[Annotated element entries]

----------

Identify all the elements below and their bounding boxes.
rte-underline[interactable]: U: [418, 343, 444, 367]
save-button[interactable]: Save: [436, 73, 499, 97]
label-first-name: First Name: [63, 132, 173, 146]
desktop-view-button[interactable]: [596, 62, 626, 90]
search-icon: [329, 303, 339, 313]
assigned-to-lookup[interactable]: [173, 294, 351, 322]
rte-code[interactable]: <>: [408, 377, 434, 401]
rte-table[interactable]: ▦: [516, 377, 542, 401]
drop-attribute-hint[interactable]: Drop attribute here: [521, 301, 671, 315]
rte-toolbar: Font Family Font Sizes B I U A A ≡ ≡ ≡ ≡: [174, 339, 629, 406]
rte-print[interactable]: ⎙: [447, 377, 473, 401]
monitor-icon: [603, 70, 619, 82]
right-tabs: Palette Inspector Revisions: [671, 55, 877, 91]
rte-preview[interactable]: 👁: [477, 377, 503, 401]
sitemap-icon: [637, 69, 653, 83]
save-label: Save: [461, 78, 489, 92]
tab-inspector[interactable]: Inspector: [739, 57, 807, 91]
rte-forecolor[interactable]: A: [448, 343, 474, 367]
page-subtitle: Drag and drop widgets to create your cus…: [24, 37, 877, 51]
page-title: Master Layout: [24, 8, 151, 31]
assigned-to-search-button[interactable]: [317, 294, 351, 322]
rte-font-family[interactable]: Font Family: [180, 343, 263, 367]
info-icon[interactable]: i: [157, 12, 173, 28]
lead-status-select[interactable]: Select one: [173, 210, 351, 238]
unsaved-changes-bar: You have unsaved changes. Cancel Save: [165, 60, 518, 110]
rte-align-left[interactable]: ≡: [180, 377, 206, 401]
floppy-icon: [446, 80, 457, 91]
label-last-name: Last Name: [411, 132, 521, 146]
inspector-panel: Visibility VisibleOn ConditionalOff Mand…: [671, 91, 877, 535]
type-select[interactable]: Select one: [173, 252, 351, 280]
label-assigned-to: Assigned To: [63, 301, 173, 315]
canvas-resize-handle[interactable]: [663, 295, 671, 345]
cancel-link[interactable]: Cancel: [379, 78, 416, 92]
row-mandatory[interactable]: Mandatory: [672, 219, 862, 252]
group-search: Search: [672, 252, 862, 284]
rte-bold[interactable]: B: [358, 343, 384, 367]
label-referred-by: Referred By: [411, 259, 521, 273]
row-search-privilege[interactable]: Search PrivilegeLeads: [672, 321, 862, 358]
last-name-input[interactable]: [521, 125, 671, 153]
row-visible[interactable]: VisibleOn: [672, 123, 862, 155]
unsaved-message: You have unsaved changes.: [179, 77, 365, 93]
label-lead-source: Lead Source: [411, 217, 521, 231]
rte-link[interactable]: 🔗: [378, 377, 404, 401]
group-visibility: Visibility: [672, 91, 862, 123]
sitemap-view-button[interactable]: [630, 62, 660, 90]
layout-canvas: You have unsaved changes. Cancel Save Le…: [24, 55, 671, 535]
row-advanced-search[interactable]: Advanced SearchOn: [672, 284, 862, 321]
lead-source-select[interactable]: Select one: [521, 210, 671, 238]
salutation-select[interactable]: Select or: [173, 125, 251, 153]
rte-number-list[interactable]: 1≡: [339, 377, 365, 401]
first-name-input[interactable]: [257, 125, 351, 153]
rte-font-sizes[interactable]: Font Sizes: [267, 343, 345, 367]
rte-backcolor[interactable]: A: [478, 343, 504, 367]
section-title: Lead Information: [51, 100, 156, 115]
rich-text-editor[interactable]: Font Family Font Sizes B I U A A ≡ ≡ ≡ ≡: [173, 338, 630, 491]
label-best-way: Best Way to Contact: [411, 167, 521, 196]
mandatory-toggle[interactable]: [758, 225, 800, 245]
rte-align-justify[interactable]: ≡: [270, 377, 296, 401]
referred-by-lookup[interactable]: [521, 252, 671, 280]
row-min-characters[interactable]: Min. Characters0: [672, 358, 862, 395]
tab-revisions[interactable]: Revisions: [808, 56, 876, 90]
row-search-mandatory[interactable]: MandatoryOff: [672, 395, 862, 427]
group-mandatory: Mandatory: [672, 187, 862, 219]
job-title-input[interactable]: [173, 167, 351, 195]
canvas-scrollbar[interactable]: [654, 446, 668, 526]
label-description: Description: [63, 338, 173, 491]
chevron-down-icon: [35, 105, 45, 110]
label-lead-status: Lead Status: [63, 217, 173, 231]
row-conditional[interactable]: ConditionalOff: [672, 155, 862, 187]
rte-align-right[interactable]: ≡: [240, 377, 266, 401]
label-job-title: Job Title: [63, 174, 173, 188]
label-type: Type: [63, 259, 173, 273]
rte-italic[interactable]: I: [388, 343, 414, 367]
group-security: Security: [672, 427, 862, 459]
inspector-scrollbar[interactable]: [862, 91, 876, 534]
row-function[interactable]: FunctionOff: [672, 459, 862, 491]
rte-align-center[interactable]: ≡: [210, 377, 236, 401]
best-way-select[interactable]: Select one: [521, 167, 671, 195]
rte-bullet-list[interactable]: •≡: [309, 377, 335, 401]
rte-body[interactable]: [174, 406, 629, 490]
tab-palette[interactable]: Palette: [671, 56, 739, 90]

----------

[Exercise details]: Output every item above as a numbered list, omitting any blank lines.

[Output for this exercise]:
1. Identify all the elements below and their bounding boxes.
2. rte-underline[interactable]: U: [418, 343, 444, 367]
3. save-button[interactable]: Save: [436, 73, 499, 97]
4. label-first-name: First Name: [63, 132, 173, 146]
5. desktop-view-button[interactable]: [596, 62, 626, 90]
6. search-icon: [329, 303, 339, 313]
7. assigned-to-lookup[interactable]: [173, 294, 351, 322]
8. rte-code[interactable]: <>: [408, 377, 434, 401]
9. rte-table[interactable]: ▦: [516, 377, 542, 401]
10. drop-attribute-hint[interactable]: Drop attribute here: [521, 301, 671, 315]
11. rte-toolbar: Font Family Font Sizes B I U A A ≡ ≡ ≡ ≡: [174, 339, 629, 406]
12. rte-print[interactable]: ⎙: [447, 377, 473, 401]
13. monitor-icon: [603, 70, 619, 82]
14. right-tabs: Palette Inspector Revisions: [671, 55, 877, 91]
15. rte-preview[interactable]: 👁: [477, 377, 503, 401]
16. sitemap-icon: [637, 69, 653, 83]
17. save-label: Save: [461, 78, 489, 92]
18. tab-inspector[interactable]: Inspector: [739, 57, 807, 91]
19. rte-forecolor[interactable]: A: [448, 343, 474, 367]
20. page-subtitle: Drag and drop widgets to create your cus…: [24, 37, 877, 51]
21. page-title: Master Layout: [24, 8, 151, 31]
22. assigned-to-search-button[interactable]: [317, 294, 351, 322]
23. rte-font-family[interactable]: Font Family: [180, 343, 263, 367]
24. info-icon[interactable]: i: [157, 12, 173, 28]
25. lead-status-select[interactable]: Select one: [173, 210, 351, 238]
26. unsaved-changes-bar: You have unsaved changes. Cancel Save: [165, 60, 518, 110]
27. rte-align-left[interactable]: ≡: [180, 377, 206, 401]
28. floppy-icon: [446, 80, 457, 91]
29. label-last-name: Last Name: [411, 132, 521, 146]
30. inspector-panel: Visibility VisibleOn ConditionalOff Mand…: [671, 91, 877, 535]
31. type-select[interactable]: Select one: [173, 252, 351, 280]
32. label-assigned-to: Assigned To: [63, 301, 173, 315]
33. canvas-resize-handle[interactable]: [663, 295, 671, 345]
34. cancel-link[interactable]: Cancel: [379, 78, 416, 92]
35. row-mandatory[interactable]: Mandatory: [672, 219, 862, 252]
36. group-search: Search: [672, 252, 862, 284]
37. rte-bold[interactable]: B: [358, 343, 384, 367]
38. label-referred-by: Referred By: [411, 259, 521, 273]
39. row-search-privilege[interactable]: Search PrivilegeLeads: [672, 321, 862, 358]
40. last-name-input[interactable]: [521, 125, 671, 153]
41. row-visible[interactable]: VisibleOn: [672, 123, 862, 155]
42. unsaved-message: You have unsaved changes.: [179, 77, 365, 93]
43. label-lead-source: Lead Source: [411, 217, 521, 231]
44. rte-link[interactable]: 🔗: [378, 377, 404, 401]
45. group-visibility: Visibility: [672, 91, 862, 123]
46. sitemap-view-button[interactable]: [630, 62, 660, 90]
47. layout-canvas: You have unsaved changes. Cancel Save Le…: [24, 55, 671, 535]
48. row-advanced-search[interactable]: Advanced SearchOn: [672, 284, 862, 321]
49. lead-source-select[interactable]: Select one: [521, 210, 671, 238]
50. salutation-select[interactable]: Select or: [173, 125, 251, 153]
51. rte-number-list[interactable]: 1≡: [339, 377, 365, 401]
52. first-name-input[interactable]: [257, 125, 351, 153]
53. rte-font-sizes[interactable]: Font Sizes: [267, 343, 345, 367]
54. rte-backcolor[interactable]: A: [478, 343, 504, 367]
55. section-title: Lead Information: [51, 100, 156, 115]
56. rich-text-editor[interactable]: Font Family Font Sizes B I U A A ≡ ≡ ≡ ≡: [173, 338, 630, 491]
57. label-best-way: Best Way to Contact: [411, 167, 521, 196]
58. mandatory-toggle[interactable]: [758, 225, 800, 245]
59. rte-align-justify[interactable]: ≡: [270, 377, 296, 401]
60. referred-by-lookup[interactable]: [521, 252, 671, 280]
61. row-min-characters[interactable]: Min. Characters0: [672, 358, 862, 395]
62. tab-revisions[interactable]: Revisions: [808, 56, 876, 90]
63. row-search-mandatory[interactable]: MandatoryOff: [672, 395, 862, 427]
64. group-mandatory: Mandatory: [672, 187, 862, 219]
65. job-title-input[interactable]: [173, 167, 351, 195]
66. canvas-scrollbar[interactable]: [654, 446, 668, 526]
67. label-description: Description: [63, 338, 173, 491]
68. chevron-down-icon: [35, 105, 45, 110]
69. label-lead-status: Lead Status: [63, 217, 173, 231]
70. row-conditional[interactable]: ConditionalOff: [672, 155, 862, 187]
71. rte-align-right[interactable]: ≡: [240, 377, 266, 401]
72. label-job-title: Job Title: [63, 174, 173, 188]
73. label-type: Type: [63, 259, 173, 273]
74. rte-italic[interactable]: I: [388, 343, 414, 367]
75. group-security: Security: [672, 427, 862, 459]
76. inspector-scrollbar[interactable]: [862, 91, 876, 534]
77. row-function[interactable]: FunctionOff: [672, 459, 862, 491]
78. rte-align-center[interactable]: ≡: [210, 377, 236, 401]
79. best-way-select[interactable]: Select one: [521, 167, 671, 195]
80. rte-bullet-list[interactable]: •≡: [309, 377, 335, 401]
81. rte-body[interactable]: [174, 406, 629, 490]
82. tab-palette[interactable]: Palette: [671, 56, 739, 90]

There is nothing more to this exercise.